• Task: Retype the data below without altering anything.
= = = = = = =
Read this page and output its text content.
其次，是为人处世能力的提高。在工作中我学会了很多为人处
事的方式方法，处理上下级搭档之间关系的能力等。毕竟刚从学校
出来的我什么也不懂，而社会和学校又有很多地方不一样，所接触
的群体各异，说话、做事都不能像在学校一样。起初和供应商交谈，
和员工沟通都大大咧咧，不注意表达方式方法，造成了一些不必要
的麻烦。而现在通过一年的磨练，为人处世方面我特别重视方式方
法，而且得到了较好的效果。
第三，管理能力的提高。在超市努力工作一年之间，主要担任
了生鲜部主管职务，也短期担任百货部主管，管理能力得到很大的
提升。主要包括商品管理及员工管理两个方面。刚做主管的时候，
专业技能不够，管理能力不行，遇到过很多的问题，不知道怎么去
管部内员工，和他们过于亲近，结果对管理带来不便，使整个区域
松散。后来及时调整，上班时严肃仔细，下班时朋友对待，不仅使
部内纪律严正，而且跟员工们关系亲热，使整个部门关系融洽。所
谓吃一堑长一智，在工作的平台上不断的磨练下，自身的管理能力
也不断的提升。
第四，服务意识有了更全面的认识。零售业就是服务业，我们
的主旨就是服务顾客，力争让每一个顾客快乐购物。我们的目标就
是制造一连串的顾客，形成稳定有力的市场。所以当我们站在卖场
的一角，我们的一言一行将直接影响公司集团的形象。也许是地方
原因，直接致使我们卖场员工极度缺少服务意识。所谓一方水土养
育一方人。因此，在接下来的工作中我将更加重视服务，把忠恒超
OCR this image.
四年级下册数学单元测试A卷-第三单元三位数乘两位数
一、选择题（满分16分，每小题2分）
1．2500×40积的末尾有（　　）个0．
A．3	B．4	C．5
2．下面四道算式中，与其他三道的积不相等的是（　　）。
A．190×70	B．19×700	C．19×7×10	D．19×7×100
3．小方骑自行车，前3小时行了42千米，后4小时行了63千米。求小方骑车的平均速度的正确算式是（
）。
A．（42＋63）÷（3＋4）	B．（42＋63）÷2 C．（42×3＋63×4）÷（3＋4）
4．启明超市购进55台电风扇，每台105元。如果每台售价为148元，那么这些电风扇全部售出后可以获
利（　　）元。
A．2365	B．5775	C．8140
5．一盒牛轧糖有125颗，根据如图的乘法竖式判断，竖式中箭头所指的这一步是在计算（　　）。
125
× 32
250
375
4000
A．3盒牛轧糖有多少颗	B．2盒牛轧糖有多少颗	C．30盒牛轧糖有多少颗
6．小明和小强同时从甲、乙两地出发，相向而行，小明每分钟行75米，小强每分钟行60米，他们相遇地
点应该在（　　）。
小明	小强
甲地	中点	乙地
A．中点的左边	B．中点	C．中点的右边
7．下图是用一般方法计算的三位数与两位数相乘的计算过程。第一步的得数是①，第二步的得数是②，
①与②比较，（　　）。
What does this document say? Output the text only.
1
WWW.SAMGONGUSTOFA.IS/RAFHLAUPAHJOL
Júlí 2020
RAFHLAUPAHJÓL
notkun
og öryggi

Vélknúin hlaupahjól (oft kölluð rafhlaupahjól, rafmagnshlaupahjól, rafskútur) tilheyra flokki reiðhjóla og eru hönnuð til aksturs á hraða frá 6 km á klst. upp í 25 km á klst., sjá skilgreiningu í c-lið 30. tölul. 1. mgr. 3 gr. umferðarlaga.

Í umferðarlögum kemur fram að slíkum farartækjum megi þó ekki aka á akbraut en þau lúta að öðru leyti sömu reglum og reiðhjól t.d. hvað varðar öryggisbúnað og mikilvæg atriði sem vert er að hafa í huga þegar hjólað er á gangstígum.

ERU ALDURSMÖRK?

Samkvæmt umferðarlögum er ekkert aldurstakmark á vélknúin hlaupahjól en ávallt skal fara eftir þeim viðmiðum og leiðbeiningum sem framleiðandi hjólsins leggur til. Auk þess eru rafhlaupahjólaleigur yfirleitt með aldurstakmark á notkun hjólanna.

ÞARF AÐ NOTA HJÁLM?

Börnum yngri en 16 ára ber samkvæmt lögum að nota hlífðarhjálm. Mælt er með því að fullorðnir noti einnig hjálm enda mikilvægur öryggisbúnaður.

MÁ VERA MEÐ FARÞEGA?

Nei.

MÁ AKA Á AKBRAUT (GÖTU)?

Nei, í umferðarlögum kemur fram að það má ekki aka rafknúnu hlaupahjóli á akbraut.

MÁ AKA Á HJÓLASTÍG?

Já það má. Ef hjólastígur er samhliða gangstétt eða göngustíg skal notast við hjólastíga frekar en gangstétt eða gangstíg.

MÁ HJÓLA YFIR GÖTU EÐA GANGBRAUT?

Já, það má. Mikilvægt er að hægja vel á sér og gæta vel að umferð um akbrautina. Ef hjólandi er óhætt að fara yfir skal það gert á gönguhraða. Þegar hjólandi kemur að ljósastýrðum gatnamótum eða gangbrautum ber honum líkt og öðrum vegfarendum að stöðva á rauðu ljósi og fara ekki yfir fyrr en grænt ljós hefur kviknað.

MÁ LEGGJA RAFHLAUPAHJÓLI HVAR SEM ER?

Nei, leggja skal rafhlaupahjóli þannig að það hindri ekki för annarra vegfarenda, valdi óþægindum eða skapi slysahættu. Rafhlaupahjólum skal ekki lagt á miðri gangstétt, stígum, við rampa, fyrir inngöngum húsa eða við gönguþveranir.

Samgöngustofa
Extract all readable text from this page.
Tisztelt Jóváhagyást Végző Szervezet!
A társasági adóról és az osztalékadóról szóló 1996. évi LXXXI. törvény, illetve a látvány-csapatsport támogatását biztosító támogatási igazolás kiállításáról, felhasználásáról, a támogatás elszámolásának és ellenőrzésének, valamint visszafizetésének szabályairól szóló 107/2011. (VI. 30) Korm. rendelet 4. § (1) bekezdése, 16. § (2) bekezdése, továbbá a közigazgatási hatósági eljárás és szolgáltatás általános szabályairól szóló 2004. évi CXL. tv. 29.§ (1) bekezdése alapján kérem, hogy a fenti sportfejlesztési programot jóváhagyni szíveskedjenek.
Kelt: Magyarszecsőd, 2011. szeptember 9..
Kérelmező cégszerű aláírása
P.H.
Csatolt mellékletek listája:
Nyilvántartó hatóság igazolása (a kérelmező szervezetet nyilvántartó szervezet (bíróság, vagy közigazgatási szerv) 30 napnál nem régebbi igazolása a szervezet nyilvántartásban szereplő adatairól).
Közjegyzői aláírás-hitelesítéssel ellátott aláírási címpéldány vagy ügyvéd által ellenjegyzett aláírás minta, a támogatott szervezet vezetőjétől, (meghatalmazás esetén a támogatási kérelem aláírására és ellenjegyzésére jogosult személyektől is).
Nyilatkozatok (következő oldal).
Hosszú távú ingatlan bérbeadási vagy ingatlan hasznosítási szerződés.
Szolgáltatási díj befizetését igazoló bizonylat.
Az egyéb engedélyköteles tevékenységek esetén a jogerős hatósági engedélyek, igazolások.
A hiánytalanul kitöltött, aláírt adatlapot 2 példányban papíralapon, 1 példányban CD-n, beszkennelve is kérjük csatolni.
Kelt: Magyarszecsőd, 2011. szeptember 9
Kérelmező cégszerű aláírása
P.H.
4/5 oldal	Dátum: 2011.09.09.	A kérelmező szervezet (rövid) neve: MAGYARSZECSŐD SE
= = = = = = =
• Written answer:
Read this page and output its text content.
其次，是为人处世能力的提高。在工作中我学会了很多为人处
事的方式方法，处理上下级搭档之间关系的能力等。毕竟刚从学校
出来的我什么也不懂，而社会和学校又有很多地方不一样，所接触
的群体各异，说话、做事都不能像在学校一样。起初和供应商交谈，
和员工沟通都大大咧咧，不注意表达方式方法，造成了一些不必要
的麻烦。而现在通过一年的磨练，为人处世方面我特别重视方式方
法，而且得到了较好的效果。
第三，管理能力的提高。在超市努力工作一年之间，主要担任
了生鲜部主管职务，也短期担任百货部主管，管理能力得到很大的
提升。主要包括商品管理及员工管理两个方面。刚做主管的时候，
专业技能不够，管理能力不行，遇到过很多的问题，不知道怎么去
管部内员工，和他们过于亲近，结果对管理带来不便，使整个区域
松散。后来及时调整，上班时严肃仔细，下班时朋友对待，不仅使
部内纪律严正，而且跟员工们关系亲热，使整个部门关系融洽。所
谓吃一堑长一智，在工作的平台上不断的磨练下，自身的管理能力
也不断的提升。
第四，服务意识有了更全面的认识。零售业就是服务业，我们
的主旨就是服务顾客，力争让每一个顾客快乐购物。我们的目标就
是制造一连串的顾客，形成稳定有力的市场。所以当我们站在卖场
的一角，我们的一言一行将直接影响公司集团的形象。也许是地方
原因，直接致使我们卖场员工极度缺少服务意识。所谓一方水土养
育一方人。因此，在接下来的工作中我将更加重视服务，把忠恒超
OCR this image.
四年级下册数学单元测试A卷-第三单元三位数乘两位数
一、选择题（满分16分，每小题2分）
1．2500×40积的末尾有（　　）个0．
A．3	B．4	C．5
2．下面四道算式中，与其他三道的积不相等的是（　　）。
A．190×70	B．19×700	C．19×7×10	D．19×7×100
3．小方骑自行车，前3小时行了42千米，后4小时行了63千米。求小方骑车的平均速度的正确算式是（
）。
A．（42＋63）÷（3＋4）	B．（42＋63）÷2 C．（42×3＋63×4）÷（3＋4）
4．启明超市购进55台电风扇，每台105元。如果每台售价为148元，那么这些电风扇全部售出后可以获
利（　　）元。
A．2365	B．5775	C．8140
5．一盒牛轧糖有125颗，根据如图的乘法竖式判断，竖式中箭头所指的这一步是在计算（　　）。
125
× 32
250
375
4000
A．3盒牛轧糖有多少颗	B．2盒牛轧糖有多少颗	C．30盒牛轧糖有多少颗
6．小明和小强同时从甲、乙两地出发，相向而行，小明每分钟行75米，小强每分钟行60米，他们相遇地
点应该在（　　）。
小明	小强
甲地	中点	乙地
A．中点的左边	B．中点	C．中点的右边
7．下图是用一般方法计算的三位数与两位数相乘的计算过程。第一步的得数是①，第二步的得数是②，
①与②比较，（　　）。
What does this document say? Output the text only.
1
WWW.SAMGONGUSTOFA.IS/RAFHLAUPAHJOL
Júlí 2020
RAFHLAUPAHJÓL
notkun
og öryggi

Vélknúin hlaupahjól (oft kölluð rafhlaupahjól, rafmagnshlaupahjól, rafskútur) tilheyra flokki reiðhjóla og eru hönnuð til aksturs á hraða frá 6 km á klst. upp í 25 km á klst., sjá skilgreiningu í c-lið 30. tölul. 1. mgr. 3 gr. umferðarlaga.

Í umferðarlögum kemur fram að slíkum farartækjum megi þó ekki aka á akbraut en þau lúta að öðru leyti sömu reglum og reiðhjól t.d. hvað varðar öryggisbúnað og mikilvæg atriði sem vert er að hafa í huga þegar hjólað er á gangstígum.

ERU ALDURSMÖRK?

Samkvæmt umferðarlögum er ekkert aldurstakmark á vélknúin hlaupahjól en ávallt skal fara eftir þeim viðmiðum og leiðbeiningum sem framleiðandi hjólsins leggur til. Auk þess eru rafhlaupahjólaleigur yfirleitt með aldurstakmark á notkun hjólanna.

ÞARF AÐ NOTA HJÁLM?

Börnum yngri en 16 ára ber samkvæmt lögum að nota hlífðarhjálm. Mælt er með því að fullorðnir noti einnig hjálm enda mikilvægur öryggisbúnaður.

MÁ VERA MEÐ FARÞEGA?

Nei.

MÁ AKA Á AKBRAUT (GÖTU)?

Nei, í umferðarlögum kemur fram að það má ekki aka rafknúnu hlaupahjóli á akbraut.

MÁ AKA Á HJÓLASTÍG?

Já það má. Ef hjólastígur er samhliða gangstétt eða göngustíg skal notast við hjólastíga frekar en gangstétt eða gangstíg.

MÁ HJÓLA YFIR GÖTU EÐA GANGBRAUT?

Já, það má. Mikilvægt er að hægja vel á sér og gæta vel að umferð um akbrautina. Ef hjólandi er óhætt að fara yfir skal það gert á gönguhraða. Þegar hjólandi kemur að ljósastýrðum gatnamótum eða gangbrautum ber honum líkt og öðrum vegfarendum að stöðva á rauðu ljósi og fara ekki yfir fyrr en grænt ljós hefur kviknað.

MÁ LEGGJA RAFHLAUPAHJÓLI HVAR SEM ER?

Nei, leggja skal rafhlaupahjóli þannig að það hindri ekki för annarra vegfarenda, valdi óþægindum eða skapi slysahættu. Rafhlaupahjólum skal ekki lagt á miðri gangstétt, stígum, við rampa, fyrir inngöngum húsa eða við gönguþveranir.

Samgöngustofa
Extract all readable text from this page.
Tisztelt Jóváhagyást Végző Szervezet!
A társasági adóról és az osztalékadóról szóló 1996. évi LXXXI. törvény, illetve a látvány-csapatsport támogatását biztosító támogatási igazolás kiállításáról, felhasználásáról, a támogatás elszámolásának és ellenőrzésének, valamint visszafizetésének szabályairól szóló 107/2011. (VI. 30) Korm. rendelet 4. § (1) bekezdése, 16. § (2) bekezdése, továbbá a közigazgatási hatósági eljárás és szolgáltatás általános szabályairól szóló 2004. évi CXL. tv. 29.§ (1) bekezdése alapján kérem, hogy a fenti sportfejlesztési programot jóváhagyni szíveskedjenek.
Kelt: Magyarszecsőd, 2011. szeptember 9..
Kérelmező cégszerű aláírása
P.H.
Csatolt mellékletek listája:
Nyilvántartó hatóság igazolása (a kérelmező szervezetet nyilvántartó szervezet (bíróság, vagy közigazgatási szerv) 30 napnál nem régebbi igazolása a szervezet nyilvántartásban szereplő adatairól).
Közjegyzői aláírás-hitelesítéssel ellátott aláírási címpéldány vagy ügyvéd által ellenjegyzett aláírás minta, a támogatott szervezet vezetőjétől, (meghatalmazás esetén a támogatási kérelem aláírására és ellenjegyzésére jogosult személyektől is).
Nyilatkozatok (következő oldal).
Hosszú távú ingatlan bérbeadási vagy ingatlan hasznosítási szerződés.
Szolgáltatási díj befizetését igazoló bizonylat.
Az egyéb engedélyköteles tevékenységek esetén a jogerős hatósági engedélyek, igazolások.
A hiánytalanul kitöltött, aláírt adatlapot 2 példányban papíralapon, 1 példányban CD-n, beszkennelve is kérjük csatolni.
Kelt: Magyarszecsőd, 2011. szeptember 9
Kérelmező cégszerű aláírása
P.H.
4/5 oldal	Dátum: 2011.09.09.	A kérelmező szervezet (rövid) neve: MAGYARSZECSŐD SE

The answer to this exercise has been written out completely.